WRITTEN REQUEST: Give the number of lines in the entries that contain "text". State only the count.

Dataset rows
* * *

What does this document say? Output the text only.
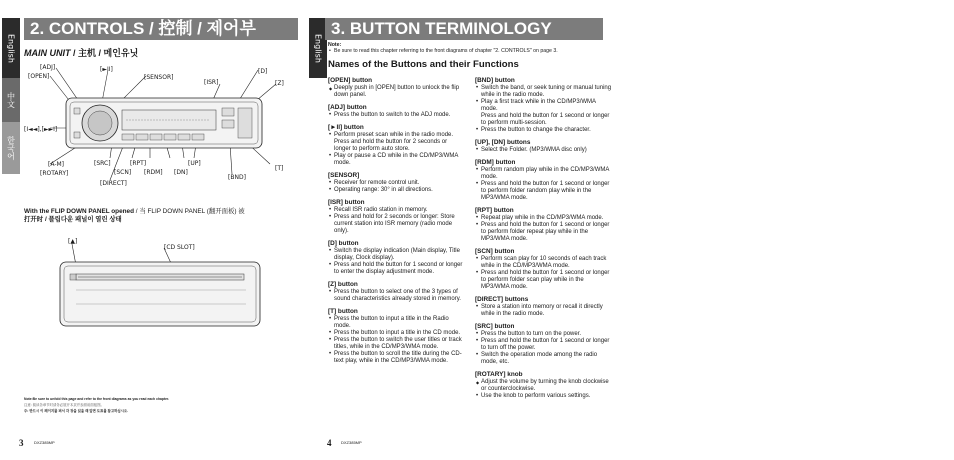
English
中文
한국어
2. CONTROLS / 控制 / 제어부
MAIN UNIT / 主机 / 메인유닛
[ADJ]
[OPEN]
[►II]
[SENSOR]
[ISR]
[D]
[Z]
[I◄◄],[►►I]
[T]
[A-M]
[ROTARY]
[SRC]
[SCN]
[RPT]
[RDM]
[UP]
[DN]
[BND]
[DIRECT]
With the FLIP DOWN PANEL opened / 当 FLIP DOWN PANEL (翻开面板) 被
打开时 / 플립다운 패널이 열린 상태
[▲]
[CD SLOT]
Note:Be sure to unfold this page and refer to the front diagrams as you read each chapter.
注意: 阅读各章节时请务必展开本页并参照前面板图。
주: 반드시 이 페이지를 펴서 각 장을 읽을 때 앞면 도표를 참고하십시오.
3	DXZ385MP
English
3. BUTTON TERMINOLOGY
Note:
• Be sure to read this chapter referring to the front diagrams of chapter "2. CONTROLS" on page 3.
Names of the Buttons and their Functions
[OPEN] button
◆ Deeply push in [OPEN] button to unlock the flip down panel.
[ADJ] button
• Press the button to switch to the ADJ mode.
[►II] button
• Perform preset scan while in the radio mode. Press and hold the button for 2 seconds or longer to perform auto store.
• Play or pause a CD while in the CD/MP3/WMA mode.
[SENSOR]
• Receiver for remote control unit.
• Operating range: 30° in all directions.
[ISR] button
• Recall ISR radio station in memory.
• Press and hold for 2 seconds or longer: Store current station into ISR memory (radio mode only).
[D] button
• Switch the display indication (Main display, Title display, Clock display).
• Press and hold the button for 1 second or longer to enter the display adjustment mode.
[Z] button
• Press the button to select one of the 3 types of sound characteristics already stored in memory.
[T] button
• Press the button to input a title in the Radio mode.
• Press the button to input a title in the CD mode.
• Press the button to switch the user titles or track titles, while in the CD/MP3/WMA mode.
• Press the button to scroll the title during the CD-text play, while in the CD/MP3/WMA mode.
[BND] button
• Switch the band, or seek tuning or manual tuning while in the radio mode.
• Play a first track while in the CD/MP3/WMA mode.
Press and hold the button for 1 second or longer to perform multi-session.
• Press the button to change the character.
[UP], [DN] buttons
• Select the Folder. (MP3/WMA disc only)
[RDM] button
• Perform random play while in the CD/MP3/WMA mode.
• Press and hold the button for 1 second or longer to perform folder random play while in the MP3/WMA mode.
[RPT] button
• Repeat play while in the CD/MP3/WMA mode.
• Press and hold the button for 1 second or longer to perform folder repeat play while in the MP3/WMA mode.
[SCN] button
• Perform scan play for 10 seconds of each track while in the CD/MP3/WMA mode.
• Press and hold the button for 1 second or longer to perform folder scan play while in the MP3/WMA mode.
[DIRECT] buttons
• Store a station into memory or recall it directly while in the radio mode.
[SRC] button
• Press the button to turn on the power.
• Press and hold the button for 1 second or longer to turn off the power.
• Switch the operation mode among the radio mode, etc.
[ROTARY] knob
◆ Adjust the volume by turning the knob clockwise or counterclockwise.
• Use the knob to perform various settings.
4 DXZ385MP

* * *

THE COMPLETED TASK: 2